**EXERCISE DESCRIPTION**
Below is a set of entries; copy all of them exactly.

:: SOURCE DATA

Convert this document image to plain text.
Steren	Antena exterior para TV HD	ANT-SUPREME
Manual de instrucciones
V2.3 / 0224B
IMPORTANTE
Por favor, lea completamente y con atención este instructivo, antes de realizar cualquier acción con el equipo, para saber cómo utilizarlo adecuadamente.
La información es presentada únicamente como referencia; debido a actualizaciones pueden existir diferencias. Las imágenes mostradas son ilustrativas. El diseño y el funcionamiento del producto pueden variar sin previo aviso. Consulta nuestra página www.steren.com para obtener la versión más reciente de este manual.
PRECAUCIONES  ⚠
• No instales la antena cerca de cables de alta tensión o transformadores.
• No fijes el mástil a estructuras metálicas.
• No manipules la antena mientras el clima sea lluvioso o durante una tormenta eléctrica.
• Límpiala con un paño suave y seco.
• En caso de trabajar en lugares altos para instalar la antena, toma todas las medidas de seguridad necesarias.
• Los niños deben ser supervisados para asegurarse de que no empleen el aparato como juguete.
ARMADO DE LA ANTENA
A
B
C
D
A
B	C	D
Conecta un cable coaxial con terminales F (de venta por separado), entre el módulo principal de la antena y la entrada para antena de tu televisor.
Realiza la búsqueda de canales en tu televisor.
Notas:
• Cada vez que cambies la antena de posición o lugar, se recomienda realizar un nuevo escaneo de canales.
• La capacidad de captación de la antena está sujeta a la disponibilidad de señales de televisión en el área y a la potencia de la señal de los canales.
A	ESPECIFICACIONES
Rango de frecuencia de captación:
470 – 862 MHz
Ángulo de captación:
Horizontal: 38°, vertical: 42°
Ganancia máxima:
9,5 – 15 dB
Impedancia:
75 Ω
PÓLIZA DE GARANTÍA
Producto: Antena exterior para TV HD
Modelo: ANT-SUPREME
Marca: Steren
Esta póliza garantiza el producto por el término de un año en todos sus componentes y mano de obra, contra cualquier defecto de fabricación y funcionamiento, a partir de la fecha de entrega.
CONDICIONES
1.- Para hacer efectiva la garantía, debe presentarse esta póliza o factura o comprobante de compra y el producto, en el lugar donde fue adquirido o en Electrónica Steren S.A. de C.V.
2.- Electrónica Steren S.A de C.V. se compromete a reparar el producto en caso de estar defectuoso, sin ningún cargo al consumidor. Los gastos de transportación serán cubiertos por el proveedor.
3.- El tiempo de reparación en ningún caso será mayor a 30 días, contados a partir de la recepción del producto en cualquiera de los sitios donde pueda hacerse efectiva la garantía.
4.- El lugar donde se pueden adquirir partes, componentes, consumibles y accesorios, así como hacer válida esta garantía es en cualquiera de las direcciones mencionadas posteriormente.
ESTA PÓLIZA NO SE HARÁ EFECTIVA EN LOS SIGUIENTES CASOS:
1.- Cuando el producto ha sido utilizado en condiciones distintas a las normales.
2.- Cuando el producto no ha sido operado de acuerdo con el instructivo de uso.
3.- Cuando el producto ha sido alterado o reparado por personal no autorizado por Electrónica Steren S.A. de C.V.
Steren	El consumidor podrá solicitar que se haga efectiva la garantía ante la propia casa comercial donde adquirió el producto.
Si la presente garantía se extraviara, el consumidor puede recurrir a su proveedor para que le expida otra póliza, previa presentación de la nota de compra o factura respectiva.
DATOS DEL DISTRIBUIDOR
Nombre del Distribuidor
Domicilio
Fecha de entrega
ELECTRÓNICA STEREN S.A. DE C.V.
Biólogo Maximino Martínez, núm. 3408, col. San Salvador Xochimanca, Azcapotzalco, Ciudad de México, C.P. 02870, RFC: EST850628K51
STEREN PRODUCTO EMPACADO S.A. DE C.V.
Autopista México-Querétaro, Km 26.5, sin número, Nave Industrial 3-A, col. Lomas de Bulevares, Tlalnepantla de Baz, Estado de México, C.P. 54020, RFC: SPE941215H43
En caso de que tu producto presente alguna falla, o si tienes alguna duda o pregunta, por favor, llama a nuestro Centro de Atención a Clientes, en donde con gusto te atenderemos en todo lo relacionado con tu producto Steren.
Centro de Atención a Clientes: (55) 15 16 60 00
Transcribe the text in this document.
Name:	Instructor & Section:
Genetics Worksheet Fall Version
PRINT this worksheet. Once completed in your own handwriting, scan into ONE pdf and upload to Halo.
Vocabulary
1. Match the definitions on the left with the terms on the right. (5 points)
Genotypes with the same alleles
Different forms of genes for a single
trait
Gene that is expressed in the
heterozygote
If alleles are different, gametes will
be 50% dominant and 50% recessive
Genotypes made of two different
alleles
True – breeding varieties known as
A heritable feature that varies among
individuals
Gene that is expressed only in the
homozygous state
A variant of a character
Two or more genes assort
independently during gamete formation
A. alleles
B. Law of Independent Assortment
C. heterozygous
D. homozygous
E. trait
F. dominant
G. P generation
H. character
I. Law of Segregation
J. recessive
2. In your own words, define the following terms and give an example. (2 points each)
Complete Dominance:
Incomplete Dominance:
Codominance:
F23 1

::::

**SOLUTION**
Convert this document image to plain text.
Steren	Antena exterior para TV HD	ANT-SUPREME
Manual de instrucciones
V2.3 / 0224B
IMPORTANTE
Por favor, lea completamente y con atención este instructivo, antes de realizar cualquier acción con el equipo, para saber cómo utilizarlo adecuadamente.
La información es presentada únicamente como referencia; debido a actualizaciones pueden existir diferencias. Las imágenes mostradas son ilustrativas. El diseño y el funcionamiento del producto pueden variar sin previo aviso. Consulta nuestra página www.steren.com para obtener la versión más reciente de este manual.
PRECAUCIONES  ⚠
• No instales la antena cerca de cables de alta tensión o transformadores.
• No fijes el mástil a estructuras metálicas.
• No manipules la antena mientras el clima sea lluvioso o durante una tormenta eléctrica.
• Límpiala con un paño suave y seco.
• En caso de trabajar en lugares altos para instalar la antena, toma todas las medidas de seguridad necesarias.
• Los niños deben ser supervisados para asegurarse de que no empleen el aparato como juguete.
ARMADO DE LA ANTENA
A
B
C
D
A
B	C	D
Conecta un cable coaxial con terminales F (de venta por separado), entre el módulo principal de la antena y la entrada para antena de tu televisor.
Realiza la búsqueda de canales en tu televisor.
Notas:
• Cada vez que cambies la antena de posición o lugar, se recomienda realizar un nuevo escaneo de canales.
• La capacidad de captación de la antena está sujeta a la disponibilidad de señales de televisión en el área y a la potencia de la señal de los canales.
A	ESPECIFICACIONES
Rango de frecuencia de captación:
470 – 862 MHz
Ángulo de captación:
Horizontal: 38°, vertical: 42°
Ganancia máxima:
9,5 – 15 dB
Impedancia:
75 Ω
PÓLIZA DE GARANTÍA
Producto: Antena exterior para TV HD
Modelo: ANT-SUPREME
Marca: Steren
Esta póliza garantiza el producto por el término de un año en todos sus componentes y mano de obra, contra cualquier defecto de fabricación y funcionamiento, a partir de la fecha de entrega.
CONDICIONES
1.- Para hacer efectiva la garantía, debe presentarse esta póliza o factura o comprobante de compra y el producto, en el lugar donde fue adquirido o en Electrónica Steren S.A. de C.V.
2.- Electrónica Steren S.A de C.V. se compromete a reparar el producto en caso de estar defectuoso, sin ningún cargo al consumidor. Los gastos de transportación serán cubiertos por el proveedor.
3.- El tiempo de reparación en ningún caso será mayor a 30 días, contados a partir de la recepción del producto en cualquiera de los sitios donde pueda hacerse efectiva la garantía.
4.- El lugar donde se pueden adquirir partes, componentes, consumibles y accesorios, así como hacer válida esta garantía es en cualquiera de las direcciones mencionadas posteriormente.
ESTA PÓLIZA NO SE HARÁ EFECTIVA EN LOS SIGUIENTES CASOS:
1.- Cuando el producto ha sido utilizado en condiciones distintas a las normales.
2.- Cuando el producto no ha sido operado de acuerdo con el instructivo de uso.
3.- Cuando el producto ha sido alterado o reparado por personal no autorizado por Electrónica Steren S.A. de C.V.
Steren	El consumidor podrá solicitar que se haga efectiva la garantía ante la propia casa comercial donde adquirió el producto.
Si la presente garantía se extraviara, el consumidor puede recurrir a su proveedor para que le expida otra póliza, previa presentación de la nota de compra o factura respectiva.
DATOS DEL DISTRIBUIDOR
Nombre del Distribuidor
Domicilio
Fecha de entrega
ELECTRÓNICA STEREN S.A. DE C.V.
Biólogo Maximino Martínez, núm. 3408, col. San Salvador Xochimanca, Azcapotzalco, Ciudad de México, C.P. 02870, RFC: EST850628K51
STEREN PRODUCTO EMPACADO S.A. DE C.V.
Autopista México-Querétaro, Km 26.5, sin número, Nave Industrial 3-A, col. Lomas de Bulevares, Tlalnepantla de Baz, Estado de México, C.P. 54020, RFC: SPE941215H43
En caso de que tu producto presente alguna falla, o si tienes alguna duda o pregunta, por favor, llama a nuestro Centro de Atención a Clientes, en donde con gusto te atenderemos en todo lo relacionado con tu producto Steren.
Centro de Atención a Clientes: (55) 15 16 60 00
Transcribe the text in this document.
Name:	Instructor & Section:
Genetics Worksheet Fall Version
PRINT this worksheet. Once completed in your own handwriting, scan into ONE pdf and upload to Halo.
Vocabulary
1. Match the definitions on the left with the terms on the right. (5 points)
Genotypes with the same alleles
Different forms of genes for a single
trait
Gene that is expressed in the
heterozygote
If alleles are different, gametes will
be 50% dominant and 50% recessive
Genotypes made of two different
alleles
True – breeding varieties known as
A heritable feature that varies among
individuals
Gene that is expressed only in the
homozygous state
A variant of a character
Two or more genes assort
independently during gamete formation
A. alleles
B. Law of Independent Assortment
C. heterozygous
D. homozygous
E. trait
F. dominant
G. P generation
H. character
I. Law of Segregation
J. recessive
2. In your own words, define the following terms and give an example. (2 points each)
Complete Dominance:
Incomplete Dominance:
Codominance:
F23 1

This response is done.